### DATA EXCERPTS
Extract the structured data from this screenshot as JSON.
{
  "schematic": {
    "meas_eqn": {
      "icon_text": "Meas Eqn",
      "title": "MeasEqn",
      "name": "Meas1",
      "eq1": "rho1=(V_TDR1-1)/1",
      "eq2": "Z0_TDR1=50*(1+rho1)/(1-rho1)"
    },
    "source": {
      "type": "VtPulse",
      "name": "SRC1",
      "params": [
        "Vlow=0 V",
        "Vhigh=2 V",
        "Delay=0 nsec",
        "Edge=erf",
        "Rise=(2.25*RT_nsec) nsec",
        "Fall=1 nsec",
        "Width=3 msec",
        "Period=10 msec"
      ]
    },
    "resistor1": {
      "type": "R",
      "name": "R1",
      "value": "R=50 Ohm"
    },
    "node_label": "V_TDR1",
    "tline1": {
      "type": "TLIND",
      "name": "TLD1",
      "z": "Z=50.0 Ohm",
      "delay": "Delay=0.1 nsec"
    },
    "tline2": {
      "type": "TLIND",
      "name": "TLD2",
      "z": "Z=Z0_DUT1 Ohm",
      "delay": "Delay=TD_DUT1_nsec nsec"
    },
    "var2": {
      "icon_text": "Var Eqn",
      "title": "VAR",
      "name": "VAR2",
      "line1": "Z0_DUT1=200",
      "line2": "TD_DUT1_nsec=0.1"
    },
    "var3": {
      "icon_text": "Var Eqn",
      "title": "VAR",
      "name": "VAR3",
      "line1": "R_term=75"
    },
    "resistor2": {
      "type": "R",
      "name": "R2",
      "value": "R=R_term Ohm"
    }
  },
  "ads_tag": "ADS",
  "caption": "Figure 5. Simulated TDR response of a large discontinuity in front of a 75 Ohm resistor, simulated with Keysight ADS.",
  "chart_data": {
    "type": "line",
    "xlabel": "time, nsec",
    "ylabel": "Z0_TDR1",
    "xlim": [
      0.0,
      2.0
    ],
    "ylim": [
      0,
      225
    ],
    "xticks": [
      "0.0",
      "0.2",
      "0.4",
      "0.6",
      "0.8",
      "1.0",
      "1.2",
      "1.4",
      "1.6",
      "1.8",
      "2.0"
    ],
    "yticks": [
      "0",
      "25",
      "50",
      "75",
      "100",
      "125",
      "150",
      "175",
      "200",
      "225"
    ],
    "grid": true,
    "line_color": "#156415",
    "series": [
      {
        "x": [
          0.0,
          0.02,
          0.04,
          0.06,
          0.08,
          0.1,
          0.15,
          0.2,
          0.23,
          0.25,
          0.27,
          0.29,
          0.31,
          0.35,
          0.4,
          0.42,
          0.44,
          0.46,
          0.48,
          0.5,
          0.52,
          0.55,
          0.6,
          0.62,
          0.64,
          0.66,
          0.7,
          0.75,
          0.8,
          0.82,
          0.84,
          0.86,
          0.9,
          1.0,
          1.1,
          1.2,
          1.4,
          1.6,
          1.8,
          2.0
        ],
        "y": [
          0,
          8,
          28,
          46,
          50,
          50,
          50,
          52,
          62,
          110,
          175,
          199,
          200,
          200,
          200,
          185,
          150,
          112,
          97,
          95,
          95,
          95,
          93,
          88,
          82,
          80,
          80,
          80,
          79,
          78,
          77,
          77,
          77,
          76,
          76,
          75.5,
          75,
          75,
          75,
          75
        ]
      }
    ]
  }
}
######
■ WHAT YOU HAVE TO DO ■
Output an exact copy of each record.

■ COMPLETE OUTPUT ■
Extract the structured data from this screenshot as JSON.
{
  "schematic": {
    "meas_eqn": {
      "icon_text": "Meas Eqn",
      "title": "MeasEqn",
      "name": "Meas1",
      "eq1": "rho1=(V_TDR1-1)/1",
      "eq2": "Z0_TDR1=50*(1+rho1)/(1-rho1)"
    },
    "source": {
      "type": "VtPulse",
      "name": "SRC1",
      "params": [
        "Vlow=0 V",
        "Vhigh=2 V",
        "Delay=0 nsec",
        "Edge=erf",
        "Rise=(2.25*RT_nsec) nsec",
        "Fall=1 nsec",
        "Width=3 msec",
        "Period=10 msec"
      ]
    },
    "resistor1": {
      "type": "R",
      "name": "R1",
      "value": "R=50 Ohm"
    },
    "node_label": "V_TDR1",
    "tline1": {
      "type": "TLIND",
      "name": "TLD1",
      "z": "Z=50.0 Ohm",
      "delay": "Delay=0.1 nsec"
    },
    "tline2": {
      "type": "TLIND",
      "name": "TLD2",
      "z": "Z=Z0_DUT1 Ohm",
      "delay": "Delay=TD_DUT1_nsec nsec"
    },
    "var2": {
      "icon_text": "Var Eqn",
      "title": "VAR",
      "name": "VAR2",
      "line1": "Z0_DUT1=200",
      "line2": "TD_DUT1_nsec=0.1"
    },
    "var3": {
      "icon_text": "Var Eqn",
      "title": "VAR",
      "name": "VAR3",
      "line1": "R_term=75"
    },
    "resistor2": {
      "type": "R",
      "name": "R2",
      "value": "R=R_term Ohm"
    }
  },
  "ads_tag": "ADS",
  "caption": "Figure 5. Simulated TDR response of a large discontinuity in front of a 75 Ohm resistor, simulated with Keysight ADS.",
  "chart_data": {
    "type": "line",
    "xlabel": "time, nsec",
    "ylabel": "Z0_TDR1",
    "xlim": [
      0.0,
      2.0
    ],
    "ylim": [
      0,
      225
    ],
    "xticks": [
      "0.0",
      "0.2",
      "0.4",
      "0.6",
      "0.8",
      "1.0",
      "1.2",
      "1.4",
      "1.6",
      "1.8",
      "2.0"
    ],
    "yticks": [
      "0",
      "25",
      "50",
      "75",
      "100",
      "125",
      "150",
      "175",
      "200",
      "225"
    ],
    "grid": true,
    "line_color": "#156415",
    "series": [
      {
        "x": [
          0.0,
          0.02,
          0.04,
          0.06,
          0.08,
          0.1,
          0.15,
          0.2,
          0.23,
          0.25,
          0.27,
          0.29,
          0.31,
          0.35,
          0.4,
          0.42,
          0.44,
          0.46,
          0.48,
          0.5,
          0.52,
          0.55,
          0.6,
          0.62,
          0.64,
          0.66,
          0.7,
          0.75,
          0.8,
          0.82,
          0.84,
          0.86,
          0.9,
          1.0,
          1.1,
          1.2,
          1.4,
          1.6,
          1.8,
          2.0
        ],
        "y": [
          0,
          8,
          28,
          46,
          50,
          50,
          50,
          52,
          62,
          110,
          175,
          199,
          200,
          200,
          200,
          185,
          150,
          112,
          97,
          95,
          95,
          95,
          93,
          88,
          82,
          80,
          80,
          80,
          79,
          78,
          77,
          77,
          77,
          76,
          76,
          75.5,
          75,
          75,
          75,
          75
        ]
      }
    ]
  }
}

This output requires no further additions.